Excerpt from a dataset
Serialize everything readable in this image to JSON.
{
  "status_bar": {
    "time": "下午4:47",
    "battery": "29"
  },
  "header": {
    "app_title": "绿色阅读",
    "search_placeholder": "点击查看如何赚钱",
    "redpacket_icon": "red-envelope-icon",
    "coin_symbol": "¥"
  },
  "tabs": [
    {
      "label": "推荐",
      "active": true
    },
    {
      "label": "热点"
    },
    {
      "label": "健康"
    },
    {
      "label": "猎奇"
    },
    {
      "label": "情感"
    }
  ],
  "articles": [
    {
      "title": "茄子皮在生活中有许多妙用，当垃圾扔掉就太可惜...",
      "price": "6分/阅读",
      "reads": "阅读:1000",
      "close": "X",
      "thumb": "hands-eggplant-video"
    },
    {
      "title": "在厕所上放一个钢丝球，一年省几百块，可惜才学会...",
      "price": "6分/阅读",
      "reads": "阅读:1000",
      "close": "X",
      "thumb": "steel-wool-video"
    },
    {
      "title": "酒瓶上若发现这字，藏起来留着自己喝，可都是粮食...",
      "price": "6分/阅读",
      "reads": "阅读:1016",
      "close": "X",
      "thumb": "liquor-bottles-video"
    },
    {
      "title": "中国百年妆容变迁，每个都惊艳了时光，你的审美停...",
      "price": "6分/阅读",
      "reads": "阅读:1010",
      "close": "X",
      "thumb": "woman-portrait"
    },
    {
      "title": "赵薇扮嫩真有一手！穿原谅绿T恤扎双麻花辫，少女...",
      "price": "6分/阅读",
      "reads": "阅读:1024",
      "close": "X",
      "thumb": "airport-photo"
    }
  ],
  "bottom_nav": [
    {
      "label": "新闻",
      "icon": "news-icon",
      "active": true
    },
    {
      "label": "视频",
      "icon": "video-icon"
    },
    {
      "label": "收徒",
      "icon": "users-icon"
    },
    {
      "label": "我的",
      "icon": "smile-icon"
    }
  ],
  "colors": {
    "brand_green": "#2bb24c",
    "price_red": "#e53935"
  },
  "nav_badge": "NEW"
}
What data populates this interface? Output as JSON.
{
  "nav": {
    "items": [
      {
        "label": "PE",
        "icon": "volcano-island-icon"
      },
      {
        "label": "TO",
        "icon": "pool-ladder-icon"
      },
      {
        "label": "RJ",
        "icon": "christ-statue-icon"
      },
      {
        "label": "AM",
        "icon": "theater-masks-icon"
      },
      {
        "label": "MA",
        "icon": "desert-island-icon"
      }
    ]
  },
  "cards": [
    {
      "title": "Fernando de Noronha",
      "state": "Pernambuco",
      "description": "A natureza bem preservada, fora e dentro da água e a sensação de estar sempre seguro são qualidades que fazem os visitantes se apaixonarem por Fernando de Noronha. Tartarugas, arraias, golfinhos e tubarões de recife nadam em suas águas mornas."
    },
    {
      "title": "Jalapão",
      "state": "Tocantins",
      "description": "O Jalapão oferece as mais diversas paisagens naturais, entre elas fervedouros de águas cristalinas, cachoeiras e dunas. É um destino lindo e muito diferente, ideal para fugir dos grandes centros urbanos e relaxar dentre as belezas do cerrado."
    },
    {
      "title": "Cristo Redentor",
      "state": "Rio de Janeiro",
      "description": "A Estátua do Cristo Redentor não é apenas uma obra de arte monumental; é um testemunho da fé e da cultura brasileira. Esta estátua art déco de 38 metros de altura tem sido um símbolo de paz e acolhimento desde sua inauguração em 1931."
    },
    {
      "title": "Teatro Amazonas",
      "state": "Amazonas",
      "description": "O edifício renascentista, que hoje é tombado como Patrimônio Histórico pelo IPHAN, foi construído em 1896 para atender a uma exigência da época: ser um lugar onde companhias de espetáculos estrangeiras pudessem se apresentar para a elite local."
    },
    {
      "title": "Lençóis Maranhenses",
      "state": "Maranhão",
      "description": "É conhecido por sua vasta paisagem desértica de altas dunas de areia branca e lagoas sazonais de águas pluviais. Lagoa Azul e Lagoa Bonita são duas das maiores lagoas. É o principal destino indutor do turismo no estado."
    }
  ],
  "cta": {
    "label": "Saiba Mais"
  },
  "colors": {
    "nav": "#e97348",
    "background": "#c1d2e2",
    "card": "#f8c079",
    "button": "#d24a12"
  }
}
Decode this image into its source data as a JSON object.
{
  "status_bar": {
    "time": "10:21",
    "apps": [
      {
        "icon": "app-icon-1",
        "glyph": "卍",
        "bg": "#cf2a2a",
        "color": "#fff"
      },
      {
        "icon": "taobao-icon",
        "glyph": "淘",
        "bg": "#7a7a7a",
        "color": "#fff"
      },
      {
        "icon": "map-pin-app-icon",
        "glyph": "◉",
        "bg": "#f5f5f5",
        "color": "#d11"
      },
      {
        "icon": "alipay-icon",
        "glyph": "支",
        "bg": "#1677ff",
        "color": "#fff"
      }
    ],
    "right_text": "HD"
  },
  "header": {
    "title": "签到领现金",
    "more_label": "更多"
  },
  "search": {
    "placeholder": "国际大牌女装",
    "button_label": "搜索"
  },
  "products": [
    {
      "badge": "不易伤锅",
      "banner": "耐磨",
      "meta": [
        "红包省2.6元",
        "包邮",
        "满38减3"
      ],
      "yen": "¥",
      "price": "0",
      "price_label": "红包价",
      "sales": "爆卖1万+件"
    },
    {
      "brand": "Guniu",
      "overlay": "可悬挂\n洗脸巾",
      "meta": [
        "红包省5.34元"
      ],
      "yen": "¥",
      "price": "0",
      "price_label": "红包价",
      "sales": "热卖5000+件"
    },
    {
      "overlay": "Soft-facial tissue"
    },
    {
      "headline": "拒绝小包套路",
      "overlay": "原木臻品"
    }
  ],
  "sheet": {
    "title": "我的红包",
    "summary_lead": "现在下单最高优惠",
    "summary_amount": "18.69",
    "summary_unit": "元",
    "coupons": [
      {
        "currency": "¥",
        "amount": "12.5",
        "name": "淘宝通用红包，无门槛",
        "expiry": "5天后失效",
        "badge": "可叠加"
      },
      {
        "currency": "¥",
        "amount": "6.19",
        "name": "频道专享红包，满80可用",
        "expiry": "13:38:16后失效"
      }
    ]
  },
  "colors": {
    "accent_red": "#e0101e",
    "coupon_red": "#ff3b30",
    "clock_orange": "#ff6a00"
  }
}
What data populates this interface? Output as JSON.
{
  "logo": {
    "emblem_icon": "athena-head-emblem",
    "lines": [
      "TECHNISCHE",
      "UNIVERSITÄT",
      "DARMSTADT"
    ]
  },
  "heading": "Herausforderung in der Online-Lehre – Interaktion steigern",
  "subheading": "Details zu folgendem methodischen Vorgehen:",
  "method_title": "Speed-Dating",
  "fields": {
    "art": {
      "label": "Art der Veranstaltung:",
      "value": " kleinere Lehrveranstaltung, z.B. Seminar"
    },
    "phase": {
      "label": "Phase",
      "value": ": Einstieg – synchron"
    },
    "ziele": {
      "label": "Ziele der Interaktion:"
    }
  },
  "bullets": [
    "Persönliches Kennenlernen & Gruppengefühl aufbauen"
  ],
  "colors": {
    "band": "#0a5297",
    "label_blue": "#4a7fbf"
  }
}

* _Short task_: The entries above should be repeated exactly, every one of them.

* _Response_:
Serialize everything readable in this image to JSON.
{
  "status_bar": {
    "time": "下午4:47",
    "battery": "29"
  },
  "header": {
    "app_title": "绿色阅读",
    "search_placeholder": "点击查看如何赚钱",
    "redpacket_icon": "red-envelope-icon",
    "coin_symbol": "¥"
  },
  "tabs": [
    {
      "label": "推荐",
      "active": true
    },
    {
      "label": "热点"
    },
    {
      "label": "健康"
    },
    {
      "label": "猎奇"
    },
    {
      "label": "情感"
    }
  ],
  "articles": [
    {
      "title": "茄子皮在生活中有许多妙用，当垃圾扔掉就太可惜...",
      "price": "6分/阅读",
      "reads": "阅读:1000",
      "close": "X",
      "thumb": "hands-eggplant-video"
    },
    {
      "title": "在厕所上放一个钢丝球，一年省几百块，可惜才学会...",
      "price": "6分/阅读",
      "reads": "阅读:1000",
      "close": "X",
      "thumb": "steel-wool-video"
    },
    {
      "title": "酒瓶上若发现这字，藏起来留着自己喝，可都是粮食...",
      "price": "6分/阅读",
      "reads": "阅读:1016",
      "close": "X",
      "thumb": "liquor-bottles-video"
    },
    {
      "title": "中国百年妆容变迁，每个都惊艳了时光，你的审美停...",
      "price": "6分/阅读",
      "reads": "阅读:1010",
      "close": "X",
      "thumb": "woman-portrait"
    },
    {
      "title": "赵薇扮嫩真有一手！穿原谅绿T恤扎双麻花辫，少女...",
      "price": "6分/阅读",
      "reads": "阅读:1024",
      "close": "X",
      "thumb": "airport-photo"
    }
  ],
  "bottom_nav": [
    {
      "label": "新闻",
      "icon": "news-icon",
      "active": true
    },
    {
      "label": "视频",
      "icon": "video-icon"
    },
    {
      "label": "收徒",
      "icon": "users-icon"
    },
    {
      "label": "我的",
      "icon": "smile-icon"
    }
  ],
  "colors": {
    "brand_green": "#2bb24c",
    "price_red": "#e53935"
  },
  "nav_badge": "NEW"
}
What data populates this interface? Output as JSON.
{
  "nav": {
    "items": [
      {
        "label": "PE",
        "icon": "volcano-island-icon"
      },
      {
        "label": "TO",
        "icon": "pool-ladder-icon"
      },
      {
        "label": "RJ",
        "icon": "christ-statue-icon"
      },
      {
        "label": "AM",
        "icon": "theater-masks-icon"
      },
      {
        "label": "MA",
        "icon": "desert-island-icon"
      }
    ]
  },
  "cards": [
    {
      "title": "Fernando de Noronha",
      "state": "Pernambuco",
      "description": "A natureza bem preservada, fora e dentro da água e a sensação de estar sempre seguro são qualidades que fazem os visitantes se apaixonarem por Fernando de Noronha. Tartarugas, arraias, golfinhos e tubarões de recife nadam em suas águas mornas."
    },
    {
      "title": "Jalapão",
      "state": "Tocantins",
      "description": "O Jalapão oferece as mais diversas paisagens naturais, entre elas fervedouros de águas cristalinas, cachoeiras e dunas. É um destino lindo e muito diferente, ideal para fugir dos grandes centros urbanos e relaxar dentre as belezas do cerrado."
    },
    {
      "title": "Cristo Redentor",
      "state": "Rio de Janeiro",
      "description": "A Estátua do Cristo Redentor não é apenas uma obra de arte monumental; é um testemunho da fé e da cultura brasileira. Esta estátua art déco de 38 metros de altura tem sido um símbolo de paz e acolhimento desde sua inauguração em 1931."
    },
    {
      "title": "Teatro Amazonas",
      "state": "Amazonas",
      "description": "O edifício renascentista, que hoje é tombado como Patrimônio Histórico pelo IPHAN, foi construído em 1896 para atender a uma exigência da época: ser um lugar onde companhias de espetáculos estrangeiras pudessem se apresentar para a elite local."
    },
    {
      "title": "Lençóis Maranhenses",
      "state": "Maranhão",
      "description": "É conhecido por sua vasta paisagem desértica de altas dunas de areia branca e lagoas sazonais de águas pluviais. Lagoa Azul e Lagoa Bonita são duas das maiores lagoas. É o principal destino indutor do turismo no estado."
    }
  ],
  "cta": {
    "label": "Saiba Mais"
  },
  "colors": {
    "nav": "#e97348",
    "background": "#c1d2e2",
    "card": "#f8c079",
    "button": "#d24a12"
  }
}
Decode this image into its source data as a JSON object.
{
  "status_bar": {
    "time": "10:21",
    "apps": [
      {
        "icon": "app-icon-1",
        "glyph": "卍",
        "bg": "#cf2a2a",
        "color": "#fff"
      },
      {
        "icon": "taobao-icon",
        "glyph": "淘",
        "bg": "#7a7a7a",
        "color": "#fff"
      },
      {
        "icon": "map-pin-app-icon",
        "glyph": "◉",
        "bg": "#f5f5f5",
        "color": "#d11"
      },
      {
        "icon": "alipay-icon",
        "glyph": "支",
        "bg": "#1677ff",
        "color": "#fff"
      }
    ],
    "right_text": "HD"
  },
  "header": {
    "title": "签到领现金",
    "more_label": "更多"
  },
  "search": {
    "placeholder": "国际大牌女装",
    "button_label": "搜索"
  },
  "products": [
    {
      "badge": "不易伤锅",
      "banner": "耐磨",
      "meta": [
        "红包省2.6元",
        "包邮",
        "满38减3"
      ],
      "yen": "¥",
      "price": "0",
      "price_label": "红包价",
      "sales": "爆卖1万+件"
    },
    {
      "brand": "Guniu",
      "overlay": "可悬挂\n洗脸巾",
      "meta": [
        "红包省5.34元"
      ],
      "yen": "¥",
      "price": "0",
      "price_label": "红包价",
      "sales": "热卖5000+件"
    },
    {
      "overlay": "Soft-facial tissue"
    },
    {
      "headline": "拒绝小包套路",
      "overlay": "原木臻品"
    }
  ],
  "sheet": {
    "title": "我的红包",
    "summary_lead": "现在下单最高优惠",
    "summary_amount": "18.69",
    "summary_unit": "元",
    "coupons": [
      {
        "currency": "¥",
        "amount": "12.5",
        "name": "淘宝通用红包，无门槛",
        "expiry": "5天后失效",
        "badge": "可叠加"
      },
      {
        "currency": "¥",
        "amount": "6.19",
        "name": "频道专享红包，满80可用",
        "expiry": "13:38:16后失效"
      }
    ]
  },
  "colors": {
    "accent_red": "#e0101e",
    "coupon_red": "#ff3b30",
    "clock_orange": "#ff6a00"
  }
}
What data populates this interface? Output as JSON.
{
  "logo": {
    "emblem_icon": "athena-head-emblem",
    "lines": [
      "TECHNISCHE",
      "UNIVERSITÄT",
      "DARMSTADT"
    ]
  },
  "heading": "Herausforderung in der Online-Lehre – Interaktion steigern",
  "subheading": "Details zu folgendem methodischen Vorgehen:",
  "method_title": "Speed-Dating",
  "fields": {
    "art": {
      "label": "Art der Veranstaltung:",
      "value": " kleinere Lehrveranstaltung, z.B. Seminar"
    },
    "phase": {
      "label": "Phase",
      "value": ": Einstieg – synchron"
    },
    "ziele": {
      "label": "Ziele der Interaktion:"
    }
  },
  "bullets": [
    "Persönliches Kennenlernen & Gruppengefühl aufbauen"
  ],
  "colors": {
    "band": "#0a5297",
    "label_blue": "#4a7fbf"
  }
}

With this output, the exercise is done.